## Given request
Go through the listing and pick out each line with the word "segundo" in it.

## Dataset entries

※ ※ ※

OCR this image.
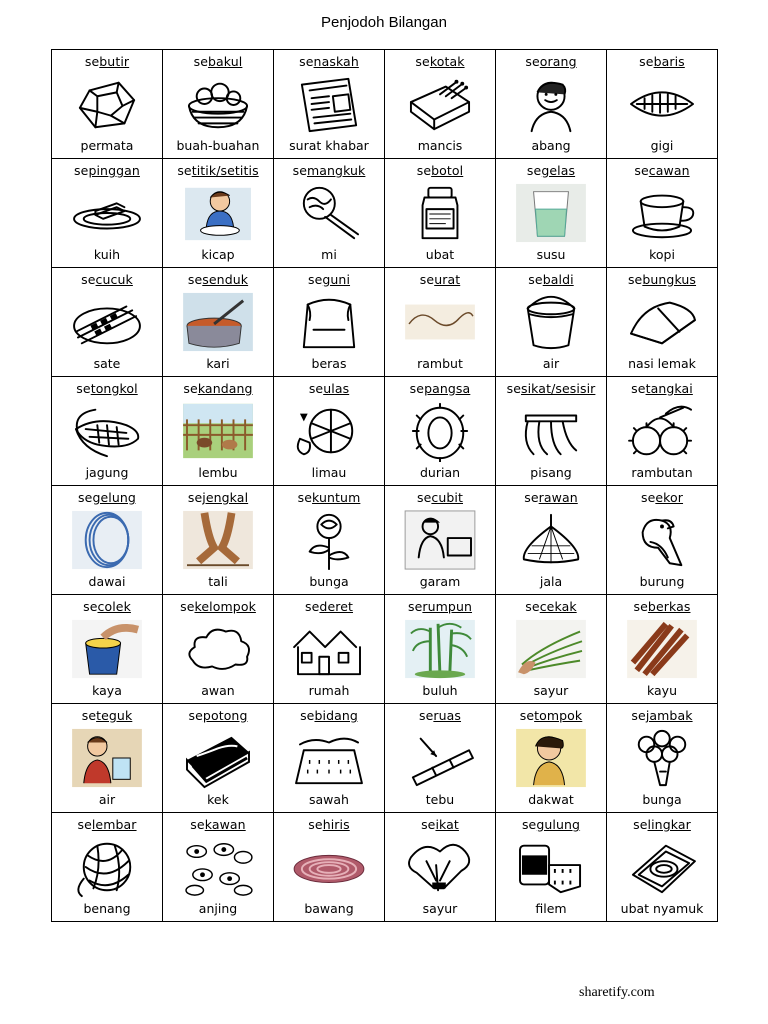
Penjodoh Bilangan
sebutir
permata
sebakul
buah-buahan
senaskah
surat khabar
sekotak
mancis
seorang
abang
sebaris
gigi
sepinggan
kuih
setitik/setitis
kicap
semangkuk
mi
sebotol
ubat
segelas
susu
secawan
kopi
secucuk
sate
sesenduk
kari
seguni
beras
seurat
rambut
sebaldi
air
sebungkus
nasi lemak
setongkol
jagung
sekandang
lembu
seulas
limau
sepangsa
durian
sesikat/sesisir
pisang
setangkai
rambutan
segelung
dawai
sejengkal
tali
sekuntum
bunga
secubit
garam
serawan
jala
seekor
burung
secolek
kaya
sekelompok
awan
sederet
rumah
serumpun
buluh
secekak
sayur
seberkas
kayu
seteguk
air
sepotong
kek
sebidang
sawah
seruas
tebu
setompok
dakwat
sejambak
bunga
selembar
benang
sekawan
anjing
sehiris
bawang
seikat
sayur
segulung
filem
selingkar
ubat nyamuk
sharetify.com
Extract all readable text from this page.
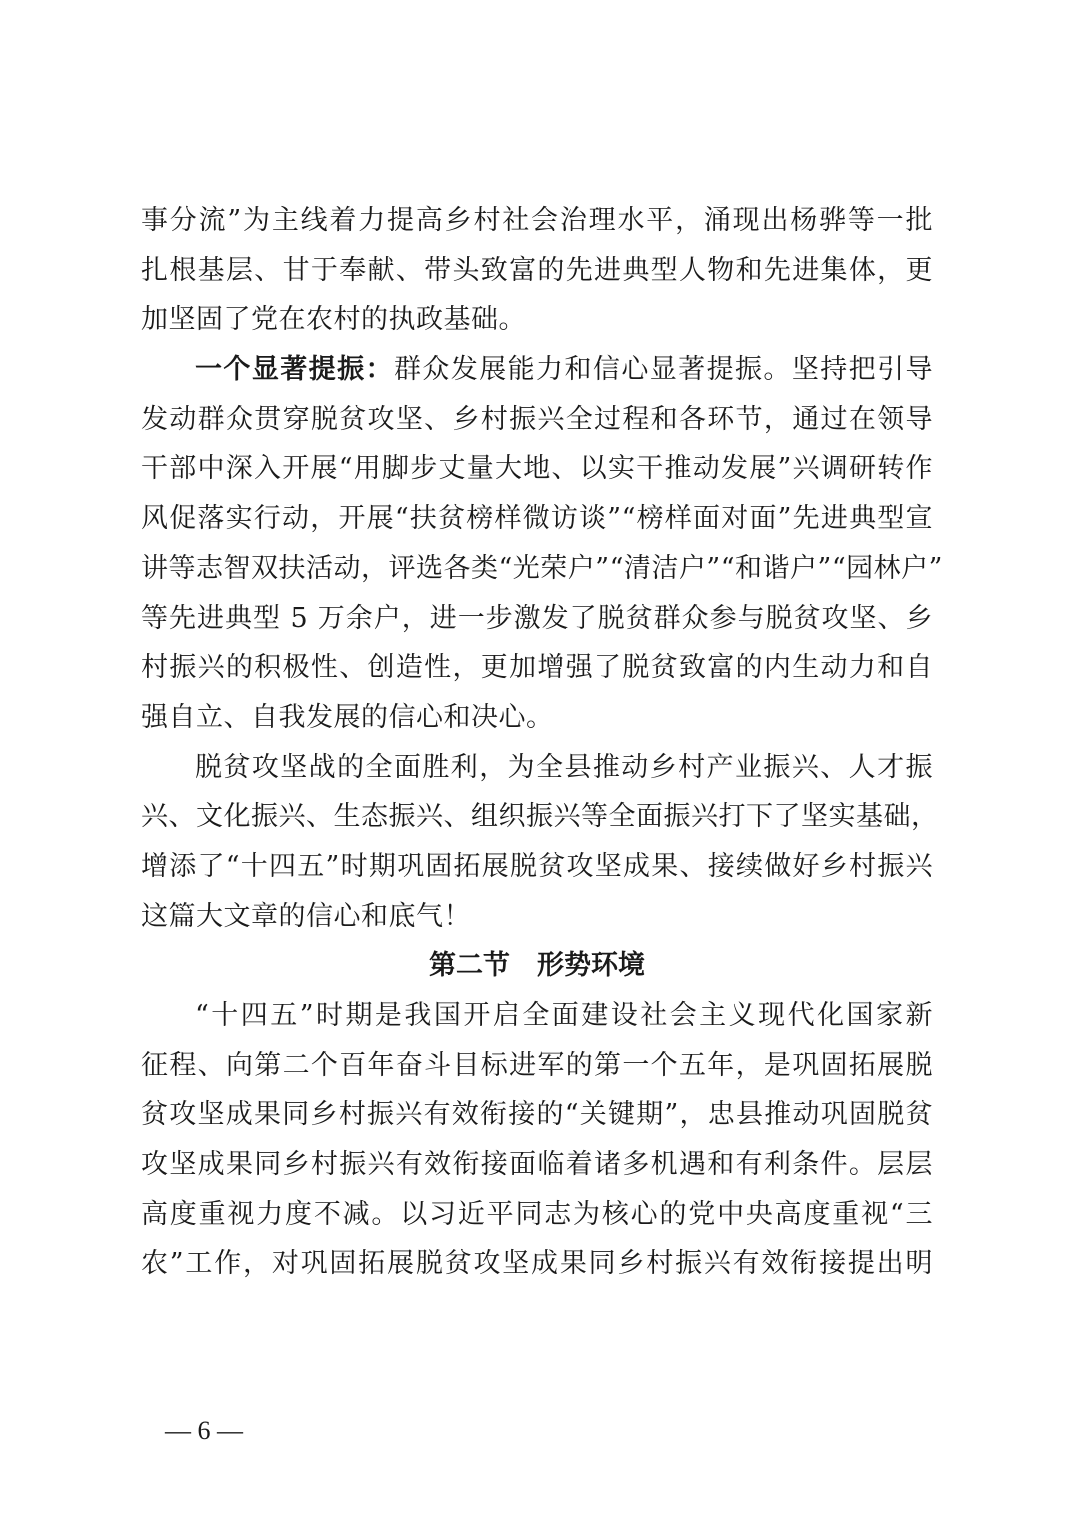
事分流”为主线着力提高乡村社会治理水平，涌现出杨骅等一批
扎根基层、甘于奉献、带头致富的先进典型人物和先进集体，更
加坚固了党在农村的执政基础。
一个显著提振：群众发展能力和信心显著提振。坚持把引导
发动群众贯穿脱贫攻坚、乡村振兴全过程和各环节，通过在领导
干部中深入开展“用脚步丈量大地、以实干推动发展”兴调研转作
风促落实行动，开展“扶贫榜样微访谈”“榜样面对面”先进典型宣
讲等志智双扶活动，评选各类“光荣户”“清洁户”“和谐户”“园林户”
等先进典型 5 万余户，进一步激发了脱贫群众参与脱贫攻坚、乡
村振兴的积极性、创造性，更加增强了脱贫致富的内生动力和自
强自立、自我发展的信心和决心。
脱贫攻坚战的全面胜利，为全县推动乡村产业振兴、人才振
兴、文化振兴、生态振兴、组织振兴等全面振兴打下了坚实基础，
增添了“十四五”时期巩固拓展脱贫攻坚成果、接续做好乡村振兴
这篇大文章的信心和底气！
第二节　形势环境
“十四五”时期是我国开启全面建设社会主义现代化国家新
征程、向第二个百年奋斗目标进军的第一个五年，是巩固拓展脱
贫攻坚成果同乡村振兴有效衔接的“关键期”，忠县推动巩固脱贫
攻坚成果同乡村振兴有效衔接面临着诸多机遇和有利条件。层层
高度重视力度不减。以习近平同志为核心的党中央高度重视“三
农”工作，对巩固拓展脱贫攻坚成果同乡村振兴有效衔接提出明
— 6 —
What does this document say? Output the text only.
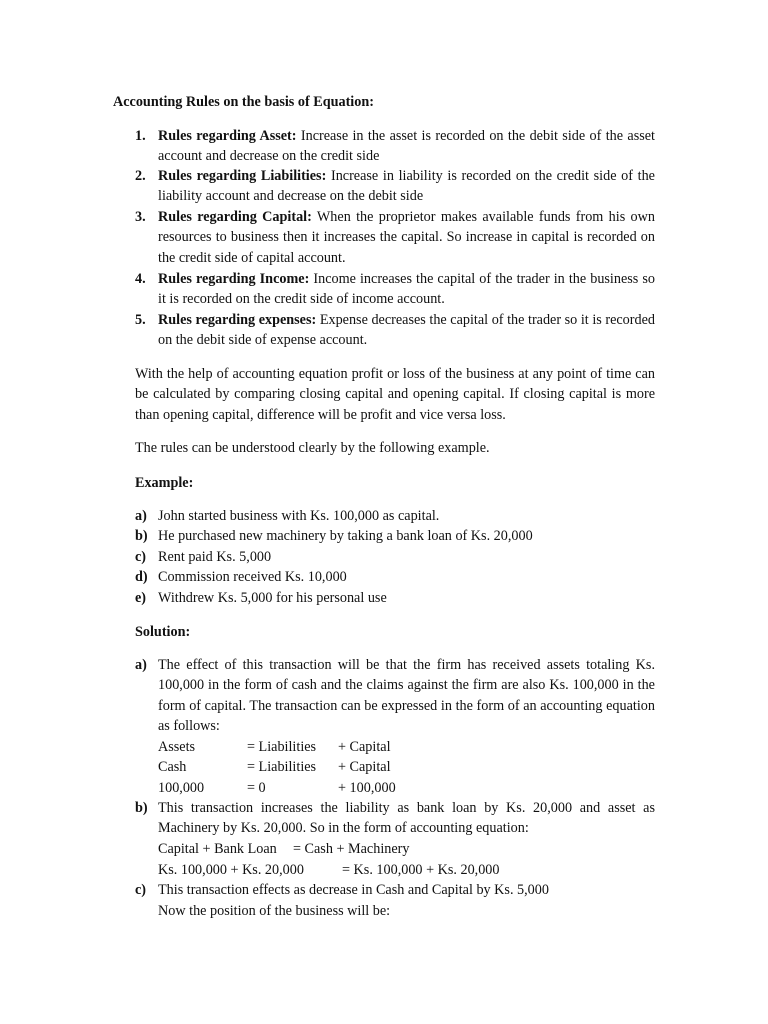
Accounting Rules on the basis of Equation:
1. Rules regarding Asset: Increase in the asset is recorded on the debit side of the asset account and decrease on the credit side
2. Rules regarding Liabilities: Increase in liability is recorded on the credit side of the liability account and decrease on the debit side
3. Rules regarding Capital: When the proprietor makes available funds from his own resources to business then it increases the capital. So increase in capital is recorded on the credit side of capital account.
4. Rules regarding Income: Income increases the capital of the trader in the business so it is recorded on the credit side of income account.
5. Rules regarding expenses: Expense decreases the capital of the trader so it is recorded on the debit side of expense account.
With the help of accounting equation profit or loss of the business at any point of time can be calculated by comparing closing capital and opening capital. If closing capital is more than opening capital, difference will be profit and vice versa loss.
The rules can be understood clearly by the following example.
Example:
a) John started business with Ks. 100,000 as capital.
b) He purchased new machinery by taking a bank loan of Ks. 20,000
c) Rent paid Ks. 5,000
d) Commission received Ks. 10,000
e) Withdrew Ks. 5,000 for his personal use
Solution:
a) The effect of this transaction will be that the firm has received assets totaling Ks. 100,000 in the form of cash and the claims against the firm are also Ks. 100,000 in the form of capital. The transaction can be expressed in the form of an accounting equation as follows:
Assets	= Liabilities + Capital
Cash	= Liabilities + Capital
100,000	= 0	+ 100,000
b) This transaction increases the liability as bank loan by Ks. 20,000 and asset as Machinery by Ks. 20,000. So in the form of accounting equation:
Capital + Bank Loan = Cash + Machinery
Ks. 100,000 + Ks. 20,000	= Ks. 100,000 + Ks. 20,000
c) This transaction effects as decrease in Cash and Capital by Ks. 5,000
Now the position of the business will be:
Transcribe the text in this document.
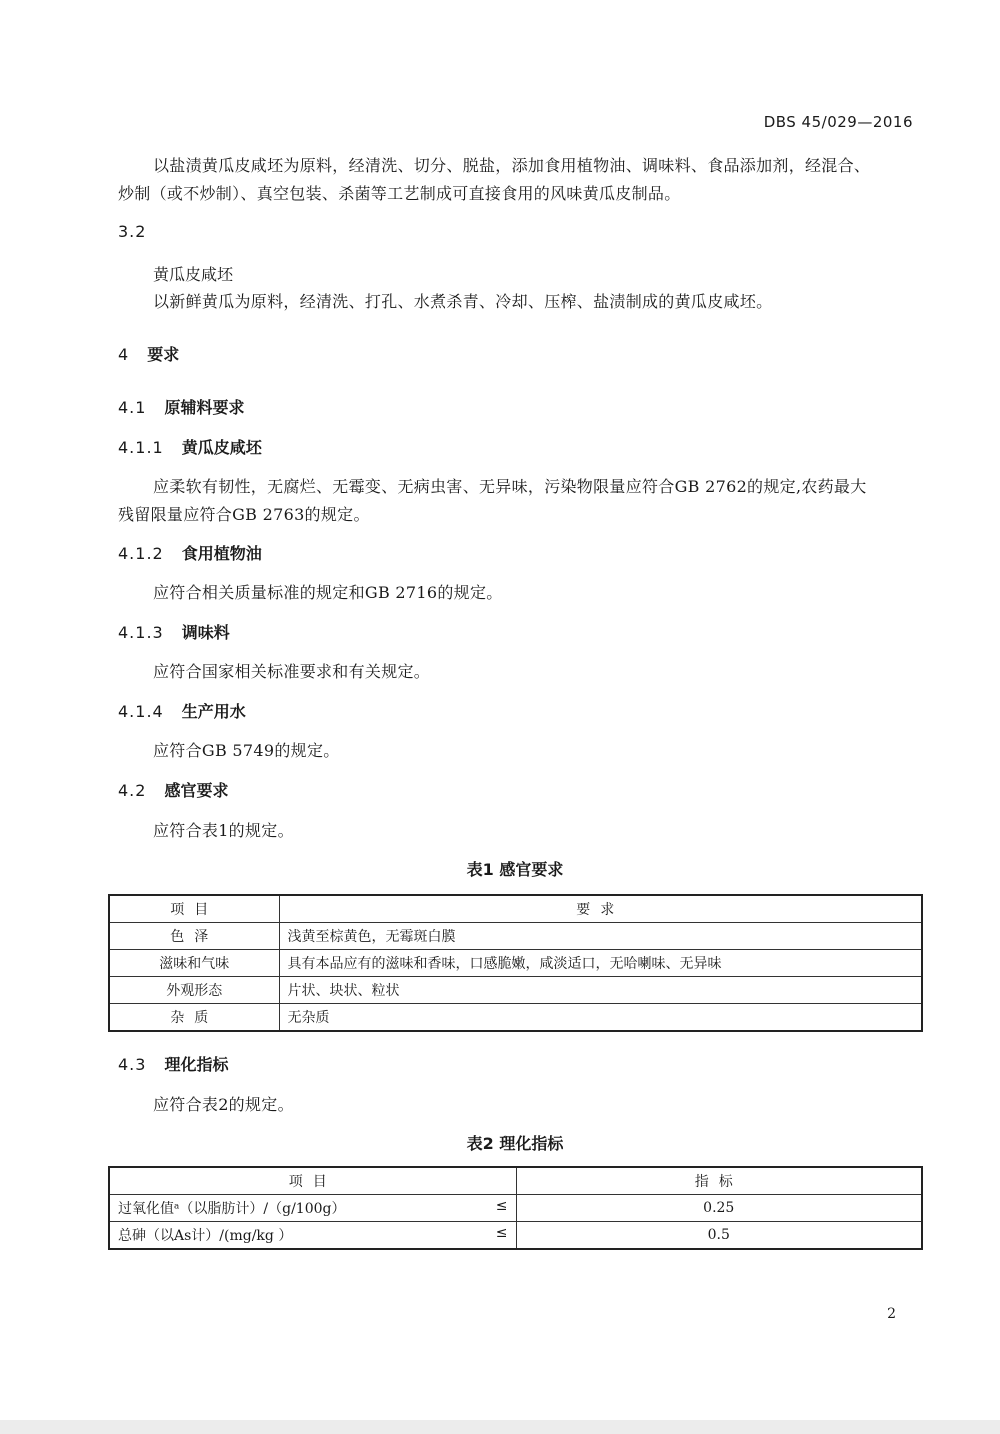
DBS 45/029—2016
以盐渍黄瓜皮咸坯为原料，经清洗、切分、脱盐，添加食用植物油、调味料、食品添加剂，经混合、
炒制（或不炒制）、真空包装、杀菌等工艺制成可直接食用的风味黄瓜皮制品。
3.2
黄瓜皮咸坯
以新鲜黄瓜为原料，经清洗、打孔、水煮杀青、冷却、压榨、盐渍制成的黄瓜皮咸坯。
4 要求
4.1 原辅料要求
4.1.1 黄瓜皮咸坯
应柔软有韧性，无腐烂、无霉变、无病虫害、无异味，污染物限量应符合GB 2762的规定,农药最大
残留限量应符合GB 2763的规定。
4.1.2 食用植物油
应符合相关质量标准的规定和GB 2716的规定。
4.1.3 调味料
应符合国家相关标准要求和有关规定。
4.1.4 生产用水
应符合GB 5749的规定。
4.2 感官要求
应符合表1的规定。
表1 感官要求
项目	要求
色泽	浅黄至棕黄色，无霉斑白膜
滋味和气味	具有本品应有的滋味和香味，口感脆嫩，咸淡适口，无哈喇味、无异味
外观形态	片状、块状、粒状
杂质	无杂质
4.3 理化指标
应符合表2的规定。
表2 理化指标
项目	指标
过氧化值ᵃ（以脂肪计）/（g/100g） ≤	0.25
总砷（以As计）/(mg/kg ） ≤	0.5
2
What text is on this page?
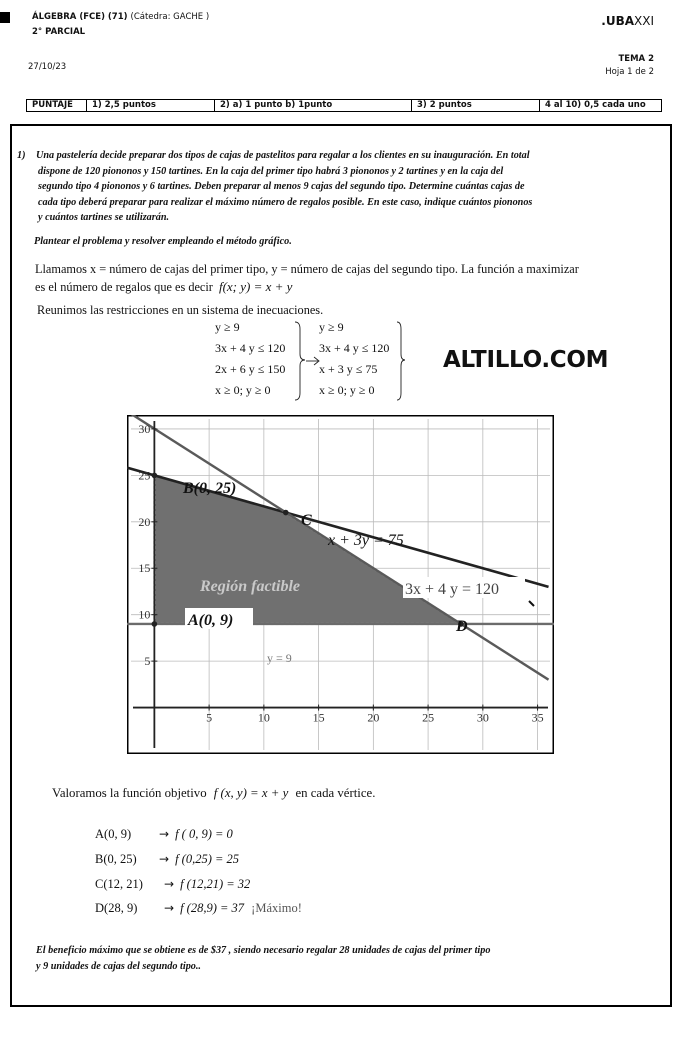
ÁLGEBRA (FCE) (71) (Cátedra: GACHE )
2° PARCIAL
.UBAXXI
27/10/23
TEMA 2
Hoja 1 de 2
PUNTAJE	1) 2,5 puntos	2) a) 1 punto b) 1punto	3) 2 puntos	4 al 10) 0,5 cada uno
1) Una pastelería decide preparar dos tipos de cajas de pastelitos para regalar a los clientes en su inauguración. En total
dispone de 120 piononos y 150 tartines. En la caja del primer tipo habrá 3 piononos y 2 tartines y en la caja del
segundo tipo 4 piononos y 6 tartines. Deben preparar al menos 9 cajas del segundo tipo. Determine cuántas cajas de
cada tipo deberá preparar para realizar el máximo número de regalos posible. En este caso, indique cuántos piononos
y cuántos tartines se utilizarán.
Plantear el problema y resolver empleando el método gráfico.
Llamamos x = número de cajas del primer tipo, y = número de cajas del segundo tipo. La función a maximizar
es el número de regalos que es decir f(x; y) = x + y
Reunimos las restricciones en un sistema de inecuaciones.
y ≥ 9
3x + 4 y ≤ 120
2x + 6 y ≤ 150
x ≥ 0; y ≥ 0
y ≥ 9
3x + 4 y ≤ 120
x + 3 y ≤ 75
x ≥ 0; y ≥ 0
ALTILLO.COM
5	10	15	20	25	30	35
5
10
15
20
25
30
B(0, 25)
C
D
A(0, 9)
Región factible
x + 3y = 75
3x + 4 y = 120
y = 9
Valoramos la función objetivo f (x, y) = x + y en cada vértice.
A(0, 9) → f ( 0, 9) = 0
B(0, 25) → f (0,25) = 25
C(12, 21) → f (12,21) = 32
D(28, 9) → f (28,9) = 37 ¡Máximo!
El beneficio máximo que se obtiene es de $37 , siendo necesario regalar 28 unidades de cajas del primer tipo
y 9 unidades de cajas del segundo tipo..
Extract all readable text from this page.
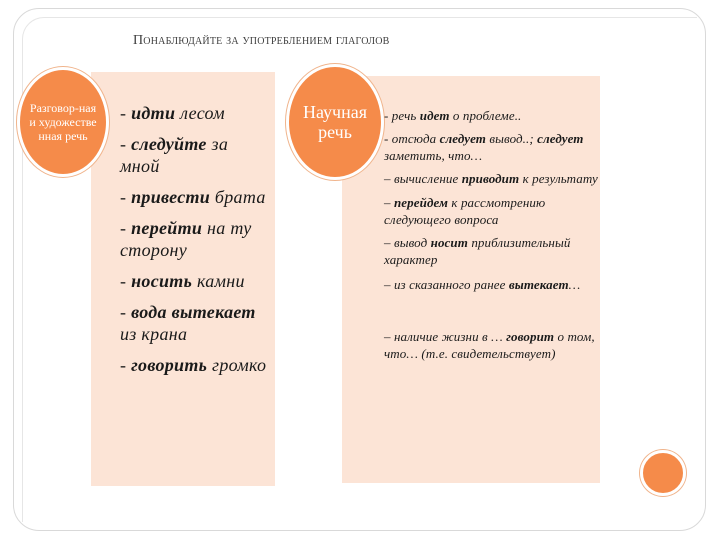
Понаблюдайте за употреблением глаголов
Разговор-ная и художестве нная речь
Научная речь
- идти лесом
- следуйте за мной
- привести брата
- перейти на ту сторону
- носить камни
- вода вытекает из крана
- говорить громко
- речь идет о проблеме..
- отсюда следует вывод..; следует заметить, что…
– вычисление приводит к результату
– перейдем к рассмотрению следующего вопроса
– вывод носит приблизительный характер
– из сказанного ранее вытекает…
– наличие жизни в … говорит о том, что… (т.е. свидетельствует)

※ ※ ※

## Answer to the exercise
segundo tipo 4 piononos y 6 tartines. Deben preparar al menos 9 cajas del segundo tipo. Determine cuántas cajas de
Llamamos x = número de cajas del primer tipo, y = número de cajas del segundo tipo. La función a maximizar
y 9 unidades de cajas del segundo tipo..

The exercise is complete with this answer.